Exercise
Using the records below, report how many lines hold "between", with no extra text.

==========

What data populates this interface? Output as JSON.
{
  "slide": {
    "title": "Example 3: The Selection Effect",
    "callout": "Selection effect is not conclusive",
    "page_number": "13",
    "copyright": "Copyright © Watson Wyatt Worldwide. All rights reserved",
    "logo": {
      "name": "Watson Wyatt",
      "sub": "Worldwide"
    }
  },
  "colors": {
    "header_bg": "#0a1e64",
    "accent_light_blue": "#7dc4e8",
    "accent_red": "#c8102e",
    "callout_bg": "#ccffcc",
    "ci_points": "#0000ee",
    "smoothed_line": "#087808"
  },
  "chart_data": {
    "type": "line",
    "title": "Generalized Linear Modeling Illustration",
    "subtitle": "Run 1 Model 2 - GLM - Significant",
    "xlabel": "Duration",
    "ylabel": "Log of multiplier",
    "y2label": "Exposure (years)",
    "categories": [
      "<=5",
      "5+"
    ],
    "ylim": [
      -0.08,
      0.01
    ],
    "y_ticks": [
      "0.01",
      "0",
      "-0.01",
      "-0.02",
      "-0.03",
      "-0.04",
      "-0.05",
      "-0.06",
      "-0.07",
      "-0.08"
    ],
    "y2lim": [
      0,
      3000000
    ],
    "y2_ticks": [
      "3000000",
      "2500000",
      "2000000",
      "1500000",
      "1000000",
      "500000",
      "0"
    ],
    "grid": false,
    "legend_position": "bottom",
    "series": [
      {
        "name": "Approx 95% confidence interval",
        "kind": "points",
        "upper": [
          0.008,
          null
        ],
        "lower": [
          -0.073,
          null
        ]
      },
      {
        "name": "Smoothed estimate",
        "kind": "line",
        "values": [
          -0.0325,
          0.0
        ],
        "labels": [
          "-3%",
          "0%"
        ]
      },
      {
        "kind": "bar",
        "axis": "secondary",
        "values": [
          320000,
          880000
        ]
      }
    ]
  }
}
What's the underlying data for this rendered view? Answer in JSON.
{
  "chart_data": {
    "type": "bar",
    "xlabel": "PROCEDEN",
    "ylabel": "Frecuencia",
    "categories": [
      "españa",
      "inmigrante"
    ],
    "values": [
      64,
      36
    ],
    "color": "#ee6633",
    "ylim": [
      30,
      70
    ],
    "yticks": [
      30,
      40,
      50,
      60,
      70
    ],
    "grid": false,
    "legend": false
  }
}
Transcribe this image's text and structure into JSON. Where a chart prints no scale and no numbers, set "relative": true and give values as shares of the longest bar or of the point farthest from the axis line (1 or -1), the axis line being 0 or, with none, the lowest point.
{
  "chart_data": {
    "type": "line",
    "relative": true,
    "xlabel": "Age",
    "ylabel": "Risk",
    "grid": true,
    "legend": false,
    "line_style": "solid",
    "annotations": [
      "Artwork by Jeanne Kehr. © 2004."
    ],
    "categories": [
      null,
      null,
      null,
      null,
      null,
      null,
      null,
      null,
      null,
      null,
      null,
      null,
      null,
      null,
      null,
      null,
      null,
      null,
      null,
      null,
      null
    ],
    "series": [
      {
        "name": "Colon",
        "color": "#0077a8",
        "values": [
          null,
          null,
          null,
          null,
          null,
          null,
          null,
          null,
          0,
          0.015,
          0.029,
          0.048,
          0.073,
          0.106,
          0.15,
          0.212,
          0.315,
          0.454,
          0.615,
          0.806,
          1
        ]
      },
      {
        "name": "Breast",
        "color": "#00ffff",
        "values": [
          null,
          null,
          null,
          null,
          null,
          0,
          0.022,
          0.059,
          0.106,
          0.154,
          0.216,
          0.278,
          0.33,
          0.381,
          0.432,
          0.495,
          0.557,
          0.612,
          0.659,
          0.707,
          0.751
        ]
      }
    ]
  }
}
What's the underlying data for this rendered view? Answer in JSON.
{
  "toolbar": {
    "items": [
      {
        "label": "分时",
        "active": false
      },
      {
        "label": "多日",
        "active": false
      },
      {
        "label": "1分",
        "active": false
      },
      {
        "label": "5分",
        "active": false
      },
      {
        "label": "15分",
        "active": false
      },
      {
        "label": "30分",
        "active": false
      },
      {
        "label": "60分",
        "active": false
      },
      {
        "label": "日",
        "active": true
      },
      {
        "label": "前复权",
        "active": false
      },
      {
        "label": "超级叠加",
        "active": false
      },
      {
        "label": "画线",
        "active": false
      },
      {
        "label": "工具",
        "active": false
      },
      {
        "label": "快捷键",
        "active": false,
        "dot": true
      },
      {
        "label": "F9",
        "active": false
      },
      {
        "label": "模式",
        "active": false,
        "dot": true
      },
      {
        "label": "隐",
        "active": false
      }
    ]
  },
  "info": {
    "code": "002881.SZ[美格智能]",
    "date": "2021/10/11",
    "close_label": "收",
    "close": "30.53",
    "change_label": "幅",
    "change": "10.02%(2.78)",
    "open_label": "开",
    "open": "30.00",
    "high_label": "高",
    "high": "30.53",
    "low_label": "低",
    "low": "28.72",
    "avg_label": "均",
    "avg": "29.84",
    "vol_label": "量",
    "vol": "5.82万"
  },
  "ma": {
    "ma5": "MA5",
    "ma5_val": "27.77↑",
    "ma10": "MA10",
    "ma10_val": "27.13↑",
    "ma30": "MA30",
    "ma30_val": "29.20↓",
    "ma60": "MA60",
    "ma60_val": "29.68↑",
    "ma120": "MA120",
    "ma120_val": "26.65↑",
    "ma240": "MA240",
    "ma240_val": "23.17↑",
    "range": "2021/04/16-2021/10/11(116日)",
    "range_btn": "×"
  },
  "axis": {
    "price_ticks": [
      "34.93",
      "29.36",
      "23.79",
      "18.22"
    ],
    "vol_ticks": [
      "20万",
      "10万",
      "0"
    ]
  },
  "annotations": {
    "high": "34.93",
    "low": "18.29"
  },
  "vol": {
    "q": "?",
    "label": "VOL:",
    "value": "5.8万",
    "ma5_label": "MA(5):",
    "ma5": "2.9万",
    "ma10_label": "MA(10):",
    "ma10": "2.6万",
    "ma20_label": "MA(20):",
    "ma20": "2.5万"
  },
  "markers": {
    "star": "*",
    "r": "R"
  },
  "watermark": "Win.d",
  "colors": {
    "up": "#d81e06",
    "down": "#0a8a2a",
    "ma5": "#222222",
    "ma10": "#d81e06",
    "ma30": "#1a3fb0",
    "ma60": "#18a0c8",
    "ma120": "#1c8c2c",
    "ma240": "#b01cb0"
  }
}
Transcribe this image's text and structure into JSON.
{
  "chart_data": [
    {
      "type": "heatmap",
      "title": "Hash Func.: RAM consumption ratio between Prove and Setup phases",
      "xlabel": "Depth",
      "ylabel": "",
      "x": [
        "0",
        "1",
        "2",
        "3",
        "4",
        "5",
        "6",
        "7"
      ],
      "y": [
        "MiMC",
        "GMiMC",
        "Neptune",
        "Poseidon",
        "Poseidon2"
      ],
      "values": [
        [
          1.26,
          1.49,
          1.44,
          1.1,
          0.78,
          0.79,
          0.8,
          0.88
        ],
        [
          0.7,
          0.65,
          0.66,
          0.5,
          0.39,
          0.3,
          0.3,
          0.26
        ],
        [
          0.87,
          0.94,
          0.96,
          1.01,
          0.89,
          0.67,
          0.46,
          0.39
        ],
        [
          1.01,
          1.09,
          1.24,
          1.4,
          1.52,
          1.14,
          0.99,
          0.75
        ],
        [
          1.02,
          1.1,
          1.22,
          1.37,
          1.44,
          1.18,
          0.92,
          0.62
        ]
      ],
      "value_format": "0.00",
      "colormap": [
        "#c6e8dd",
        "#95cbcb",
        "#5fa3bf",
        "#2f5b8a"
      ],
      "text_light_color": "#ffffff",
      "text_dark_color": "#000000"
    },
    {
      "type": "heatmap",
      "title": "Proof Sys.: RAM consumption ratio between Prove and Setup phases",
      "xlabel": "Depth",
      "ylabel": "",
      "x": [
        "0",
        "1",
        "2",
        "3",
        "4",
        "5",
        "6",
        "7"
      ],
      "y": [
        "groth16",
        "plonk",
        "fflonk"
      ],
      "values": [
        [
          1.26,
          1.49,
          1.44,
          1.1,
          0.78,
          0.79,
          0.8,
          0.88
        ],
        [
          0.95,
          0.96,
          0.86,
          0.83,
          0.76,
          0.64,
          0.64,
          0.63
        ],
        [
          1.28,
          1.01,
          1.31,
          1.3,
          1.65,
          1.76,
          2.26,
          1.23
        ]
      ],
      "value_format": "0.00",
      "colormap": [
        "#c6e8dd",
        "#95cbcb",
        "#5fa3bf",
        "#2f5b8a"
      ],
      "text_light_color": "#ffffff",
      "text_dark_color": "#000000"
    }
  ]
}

==========

Problem solution
2